» **LISTED ENTRIES**
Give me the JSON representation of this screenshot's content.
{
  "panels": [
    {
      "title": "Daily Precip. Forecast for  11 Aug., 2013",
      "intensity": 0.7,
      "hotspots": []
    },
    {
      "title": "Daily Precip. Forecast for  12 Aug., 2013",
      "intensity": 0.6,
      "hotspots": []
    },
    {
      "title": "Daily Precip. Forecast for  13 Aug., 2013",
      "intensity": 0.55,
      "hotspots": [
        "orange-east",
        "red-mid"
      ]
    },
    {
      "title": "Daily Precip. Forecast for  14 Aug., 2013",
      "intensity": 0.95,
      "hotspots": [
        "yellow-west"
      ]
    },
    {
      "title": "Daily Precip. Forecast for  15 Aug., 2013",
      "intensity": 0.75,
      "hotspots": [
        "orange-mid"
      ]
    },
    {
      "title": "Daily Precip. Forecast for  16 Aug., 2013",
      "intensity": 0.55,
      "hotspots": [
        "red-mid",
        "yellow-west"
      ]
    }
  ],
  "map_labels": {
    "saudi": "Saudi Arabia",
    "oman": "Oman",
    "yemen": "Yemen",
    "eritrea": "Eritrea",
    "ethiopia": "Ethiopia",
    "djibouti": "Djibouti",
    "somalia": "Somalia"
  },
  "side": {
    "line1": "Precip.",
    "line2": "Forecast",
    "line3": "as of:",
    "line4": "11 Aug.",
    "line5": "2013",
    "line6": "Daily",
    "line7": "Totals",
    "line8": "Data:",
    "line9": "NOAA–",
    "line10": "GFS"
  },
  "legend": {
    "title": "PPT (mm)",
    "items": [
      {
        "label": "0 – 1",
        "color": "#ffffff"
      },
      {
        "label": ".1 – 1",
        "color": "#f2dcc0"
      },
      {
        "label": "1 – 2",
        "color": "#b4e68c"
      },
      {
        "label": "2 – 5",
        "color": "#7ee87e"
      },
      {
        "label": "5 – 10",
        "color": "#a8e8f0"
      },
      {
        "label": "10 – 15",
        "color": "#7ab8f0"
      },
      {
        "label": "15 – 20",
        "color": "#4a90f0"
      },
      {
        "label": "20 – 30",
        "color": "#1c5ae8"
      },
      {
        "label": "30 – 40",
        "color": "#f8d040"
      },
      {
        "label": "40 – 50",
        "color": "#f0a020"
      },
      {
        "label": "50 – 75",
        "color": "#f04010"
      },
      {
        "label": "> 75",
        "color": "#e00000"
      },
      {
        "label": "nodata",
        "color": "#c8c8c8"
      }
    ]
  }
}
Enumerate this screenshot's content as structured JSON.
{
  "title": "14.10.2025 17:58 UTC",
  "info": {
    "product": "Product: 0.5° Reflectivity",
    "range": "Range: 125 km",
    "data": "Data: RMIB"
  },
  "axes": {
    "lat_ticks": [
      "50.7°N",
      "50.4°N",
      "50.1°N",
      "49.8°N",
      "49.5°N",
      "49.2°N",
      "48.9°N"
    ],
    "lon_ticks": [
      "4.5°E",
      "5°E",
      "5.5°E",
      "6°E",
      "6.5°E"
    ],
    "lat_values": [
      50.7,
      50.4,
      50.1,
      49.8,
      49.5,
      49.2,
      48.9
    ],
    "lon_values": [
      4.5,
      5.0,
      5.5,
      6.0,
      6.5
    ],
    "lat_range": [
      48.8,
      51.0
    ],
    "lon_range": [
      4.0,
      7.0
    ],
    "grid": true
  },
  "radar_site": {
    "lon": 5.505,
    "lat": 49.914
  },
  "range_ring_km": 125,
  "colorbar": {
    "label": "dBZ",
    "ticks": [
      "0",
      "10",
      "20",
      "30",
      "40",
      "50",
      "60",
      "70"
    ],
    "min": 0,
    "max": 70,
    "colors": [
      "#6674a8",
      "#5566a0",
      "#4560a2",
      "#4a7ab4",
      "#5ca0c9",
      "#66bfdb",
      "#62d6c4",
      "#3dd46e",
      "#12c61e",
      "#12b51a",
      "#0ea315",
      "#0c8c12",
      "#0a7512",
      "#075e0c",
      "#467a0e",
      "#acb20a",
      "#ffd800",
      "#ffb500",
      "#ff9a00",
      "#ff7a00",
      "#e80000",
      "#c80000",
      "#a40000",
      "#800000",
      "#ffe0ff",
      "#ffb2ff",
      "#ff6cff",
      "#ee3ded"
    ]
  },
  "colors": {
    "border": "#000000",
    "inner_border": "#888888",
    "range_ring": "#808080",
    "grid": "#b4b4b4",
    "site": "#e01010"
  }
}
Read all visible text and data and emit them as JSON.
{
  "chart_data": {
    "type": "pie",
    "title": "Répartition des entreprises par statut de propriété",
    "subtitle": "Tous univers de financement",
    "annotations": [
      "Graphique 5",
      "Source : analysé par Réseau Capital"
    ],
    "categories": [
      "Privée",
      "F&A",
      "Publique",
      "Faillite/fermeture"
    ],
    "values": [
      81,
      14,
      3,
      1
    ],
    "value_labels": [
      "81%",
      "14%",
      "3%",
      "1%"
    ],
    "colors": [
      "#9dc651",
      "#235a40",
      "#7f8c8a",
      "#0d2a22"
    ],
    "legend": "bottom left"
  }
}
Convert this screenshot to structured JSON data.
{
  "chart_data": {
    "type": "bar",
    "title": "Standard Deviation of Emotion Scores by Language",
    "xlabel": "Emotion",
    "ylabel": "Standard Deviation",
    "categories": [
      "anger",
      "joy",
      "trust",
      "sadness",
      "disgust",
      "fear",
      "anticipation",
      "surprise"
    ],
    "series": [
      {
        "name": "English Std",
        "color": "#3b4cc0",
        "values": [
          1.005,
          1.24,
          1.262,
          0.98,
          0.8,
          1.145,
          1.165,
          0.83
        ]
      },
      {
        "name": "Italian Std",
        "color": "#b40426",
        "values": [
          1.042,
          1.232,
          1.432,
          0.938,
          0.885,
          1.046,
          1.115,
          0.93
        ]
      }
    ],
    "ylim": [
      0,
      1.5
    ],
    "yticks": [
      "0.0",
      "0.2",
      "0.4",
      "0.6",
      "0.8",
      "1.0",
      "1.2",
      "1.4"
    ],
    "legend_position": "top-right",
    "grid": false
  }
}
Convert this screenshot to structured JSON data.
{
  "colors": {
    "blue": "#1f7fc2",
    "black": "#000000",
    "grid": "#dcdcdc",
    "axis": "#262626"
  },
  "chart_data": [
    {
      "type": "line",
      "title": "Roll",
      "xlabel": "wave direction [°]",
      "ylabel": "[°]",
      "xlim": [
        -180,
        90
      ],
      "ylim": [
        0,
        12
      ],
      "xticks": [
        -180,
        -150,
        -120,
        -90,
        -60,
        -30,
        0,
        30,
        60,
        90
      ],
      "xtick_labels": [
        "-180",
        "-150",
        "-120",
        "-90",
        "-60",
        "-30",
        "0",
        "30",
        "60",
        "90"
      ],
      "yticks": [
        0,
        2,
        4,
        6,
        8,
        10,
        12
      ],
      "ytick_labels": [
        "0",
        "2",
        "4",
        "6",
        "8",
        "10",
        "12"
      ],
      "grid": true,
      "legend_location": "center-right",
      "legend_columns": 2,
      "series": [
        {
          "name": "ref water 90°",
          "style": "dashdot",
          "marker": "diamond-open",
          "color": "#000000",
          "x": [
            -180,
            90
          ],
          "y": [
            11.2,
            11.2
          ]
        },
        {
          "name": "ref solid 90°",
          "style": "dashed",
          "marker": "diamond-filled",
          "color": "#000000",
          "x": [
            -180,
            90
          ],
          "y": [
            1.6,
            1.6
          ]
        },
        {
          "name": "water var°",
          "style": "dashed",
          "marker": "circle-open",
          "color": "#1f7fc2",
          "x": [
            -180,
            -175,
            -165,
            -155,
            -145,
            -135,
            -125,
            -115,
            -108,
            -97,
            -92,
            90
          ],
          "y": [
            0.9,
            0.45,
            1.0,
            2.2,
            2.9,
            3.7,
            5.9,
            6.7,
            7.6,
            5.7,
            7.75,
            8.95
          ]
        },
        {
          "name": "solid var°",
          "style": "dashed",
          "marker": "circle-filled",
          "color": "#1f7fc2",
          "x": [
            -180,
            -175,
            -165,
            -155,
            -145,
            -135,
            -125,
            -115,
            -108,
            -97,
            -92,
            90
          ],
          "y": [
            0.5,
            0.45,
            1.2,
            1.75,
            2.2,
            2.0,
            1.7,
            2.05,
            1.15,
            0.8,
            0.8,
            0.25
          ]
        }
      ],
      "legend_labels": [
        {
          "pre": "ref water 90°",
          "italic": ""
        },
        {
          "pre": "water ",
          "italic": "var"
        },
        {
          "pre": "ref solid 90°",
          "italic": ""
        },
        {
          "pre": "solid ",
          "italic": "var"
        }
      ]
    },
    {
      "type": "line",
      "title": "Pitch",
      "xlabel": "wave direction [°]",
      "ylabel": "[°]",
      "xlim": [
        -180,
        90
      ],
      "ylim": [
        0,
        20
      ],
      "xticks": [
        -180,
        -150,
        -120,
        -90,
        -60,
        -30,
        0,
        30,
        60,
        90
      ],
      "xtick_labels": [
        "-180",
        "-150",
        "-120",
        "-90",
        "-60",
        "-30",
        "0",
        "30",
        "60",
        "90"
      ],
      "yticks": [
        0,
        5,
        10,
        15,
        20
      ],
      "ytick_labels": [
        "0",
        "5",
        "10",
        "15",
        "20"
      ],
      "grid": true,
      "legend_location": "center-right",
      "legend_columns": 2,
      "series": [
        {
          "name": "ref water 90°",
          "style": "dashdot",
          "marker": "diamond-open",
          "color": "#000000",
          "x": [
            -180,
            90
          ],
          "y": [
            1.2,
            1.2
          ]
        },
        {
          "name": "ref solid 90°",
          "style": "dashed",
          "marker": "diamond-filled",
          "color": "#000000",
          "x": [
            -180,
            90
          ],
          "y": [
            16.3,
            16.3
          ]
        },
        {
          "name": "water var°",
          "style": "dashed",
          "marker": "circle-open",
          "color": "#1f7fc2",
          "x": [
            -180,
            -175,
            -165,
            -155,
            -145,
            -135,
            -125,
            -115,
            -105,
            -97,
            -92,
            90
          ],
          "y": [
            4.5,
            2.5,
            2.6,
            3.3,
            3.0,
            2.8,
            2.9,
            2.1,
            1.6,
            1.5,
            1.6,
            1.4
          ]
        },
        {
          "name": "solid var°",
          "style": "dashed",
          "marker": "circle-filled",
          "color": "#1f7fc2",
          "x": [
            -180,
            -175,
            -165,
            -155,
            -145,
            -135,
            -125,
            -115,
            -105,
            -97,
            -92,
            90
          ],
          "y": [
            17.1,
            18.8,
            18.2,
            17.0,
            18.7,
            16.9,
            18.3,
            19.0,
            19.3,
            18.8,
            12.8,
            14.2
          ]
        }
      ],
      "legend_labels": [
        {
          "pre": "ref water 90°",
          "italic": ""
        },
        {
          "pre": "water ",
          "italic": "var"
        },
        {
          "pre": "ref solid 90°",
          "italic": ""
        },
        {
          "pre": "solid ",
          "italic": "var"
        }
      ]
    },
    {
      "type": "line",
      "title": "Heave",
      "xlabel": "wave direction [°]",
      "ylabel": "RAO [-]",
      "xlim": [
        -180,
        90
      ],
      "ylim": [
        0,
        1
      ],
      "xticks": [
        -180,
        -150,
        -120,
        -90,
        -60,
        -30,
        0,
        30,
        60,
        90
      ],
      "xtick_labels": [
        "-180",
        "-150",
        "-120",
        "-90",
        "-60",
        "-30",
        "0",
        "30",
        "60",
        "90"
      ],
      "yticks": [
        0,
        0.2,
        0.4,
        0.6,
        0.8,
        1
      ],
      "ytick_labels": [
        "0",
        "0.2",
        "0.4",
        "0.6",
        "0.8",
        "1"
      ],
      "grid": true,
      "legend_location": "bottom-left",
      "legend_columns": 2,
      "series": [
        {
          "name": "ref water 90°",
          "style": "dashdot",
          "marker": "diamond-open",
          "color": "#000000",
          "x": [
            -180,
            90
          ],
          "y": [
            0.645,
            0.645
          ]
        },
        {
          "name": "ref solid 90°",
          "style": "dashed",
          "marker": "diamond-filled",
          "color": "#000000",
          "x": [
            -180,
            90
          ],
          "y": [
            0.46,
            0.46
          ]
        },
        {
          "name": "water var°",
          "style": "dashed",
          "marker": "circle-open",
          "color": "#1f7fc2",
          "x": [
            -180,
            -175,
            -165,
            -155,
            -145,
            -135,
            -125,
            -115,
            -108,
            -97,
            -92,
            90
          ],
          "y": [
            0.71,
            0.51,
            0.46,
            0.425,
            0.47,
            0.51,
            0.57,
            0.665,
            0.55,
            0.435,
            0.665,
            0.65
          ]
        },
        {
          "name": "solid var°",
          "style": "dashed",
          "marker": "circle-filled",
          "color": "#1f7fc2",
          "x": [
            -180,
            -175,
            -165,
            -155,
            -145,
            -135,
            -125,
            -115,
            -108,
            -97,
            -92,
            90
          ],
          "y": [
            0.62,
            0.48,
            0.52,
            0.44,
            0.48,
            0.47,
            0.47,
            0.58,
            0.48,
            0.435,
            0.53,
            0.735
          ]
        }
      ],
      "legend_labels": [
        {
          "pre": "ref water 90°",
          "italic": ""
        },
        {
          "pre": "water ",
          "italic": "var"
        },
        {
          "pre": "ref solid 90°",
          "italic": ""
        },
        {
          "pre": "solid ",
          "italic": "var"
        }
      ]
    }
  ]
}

» **WRITTEN TASK**
Show each line in the entries that holds the string "JSON".

» **SOLUTION BELOW**
Give me the JSON representation of this screenshot's content.
Enumerate this screenshot's content as structured JSON.
Read all visible text and data and emit them as JSON.
Convert this screenshot to structured JSON data.
Convert this screenshot to structured JSON data.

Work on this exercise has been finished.